## BRIEF
Omit every image, and transcribe the remaining entries exactly as given.

# Start of STORED DATA

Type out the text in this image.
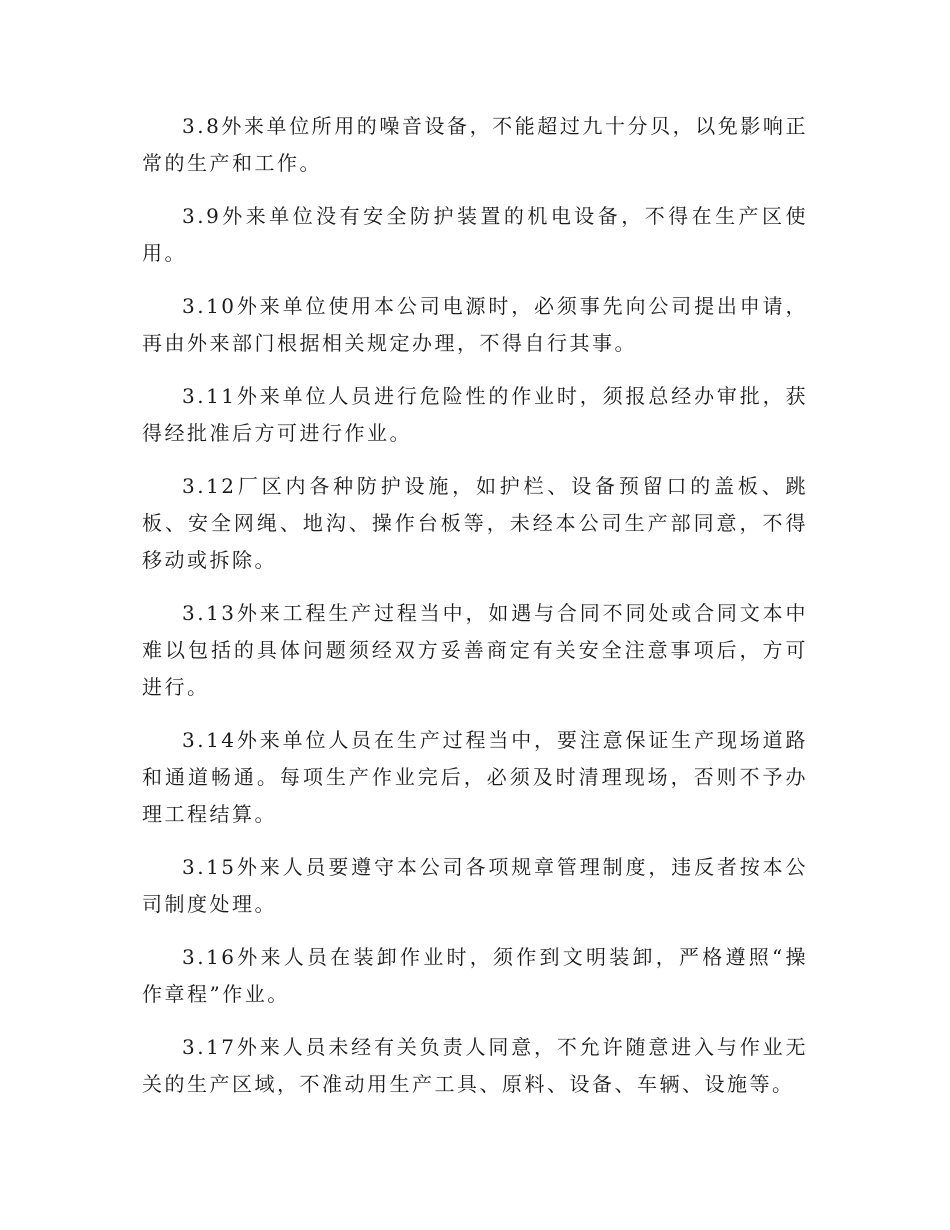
3.8外来单位所用的噪音设备，不能超过九十分贝，以免影响正常的生产和工作。

3.9外来单位没有安全防护装置的机电设备，不得在生产区使用。

3.10外来单位使用本公司电源时，必须事先向公司提出申请，再由外来部门根据相关规定办理，不得自行其事。

3.11外来单位人员进行危险性的作业时，须报总经办审批，获得经批准后方可进行作业。

3.12厂区内各种防护设施，如护栏、设备预留口的盖板、跳板、安全网绳、地沟、操作台板等，未经本公司生产部同意，不得移动或拆除。

3.13外来工程生产过程当中，如遇与合同不同处或合同文本中难以包括的具体问题须经双方妥善商定有关安全注意事项后，方可进行。

3.14外来单位人员在生产过程当中，要注意保证生产现场道路和通道畅通。每项生产作业完后，必须及时清理现场，否则不予办理工程结算。

3.15外来人员要遵守本公司各项规章管理制度，违反者按本公司制度处理。

3.16外来人员在装卸作业时，须作到文明装卸，严格遵照“操作章程”作业。

3.17外来人员未经有关负责人同意，不允许随意进入与作业无关的生产区域，不准动用生产工具、原料、设备、车辆、设施等。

# End of STORED DATA

## FINAL RESULT
Type out the text in this image.
3.8外来单位所用的噪音设备，不能超过九十分贝，以免影响正常的生产和工作。

3.9外来单位没有安全防护装置的机电设备，不得在生产区使用。

3.10外来单位使用本公司电源时，必须事先向公司提出申请，再由外来部门根据相关规定办理，不得自行其事。

3.11外来单位人员进行危险性的作业时，须报总经办审批，获得经批准后方可进行作业。

3.12厂区内各种防护设施，如护栏、设备预留口的盖板、跳板、安全网绳、地沟、操作台板等，未经本公司生产部同意，不得移动或拆除。

3.13外来工程生产过程当中，如遇与合同不同处或合同文本中难以包括的具体问题须经双方妥善商定有关安全注意事项后，方可进行。

3.14外来单位人员在生产过程当中，要注意保证生产现场道路和通道畅通。每项生产作业完后，必须及时清理现场，否则不予办理工程结算。

3.15外来人员要遵守本公司各项规章管理制度，违反者按本公司制度处理。

3.16外来人员在装卸作业时，须作到文明装卸，严格遵照“操作章程”作业。

3.17外来人员未经有关负责人同意，不允许随意进入与作业无关的生产区域，不准动用生产工具、原料、设备、车辆、设施等。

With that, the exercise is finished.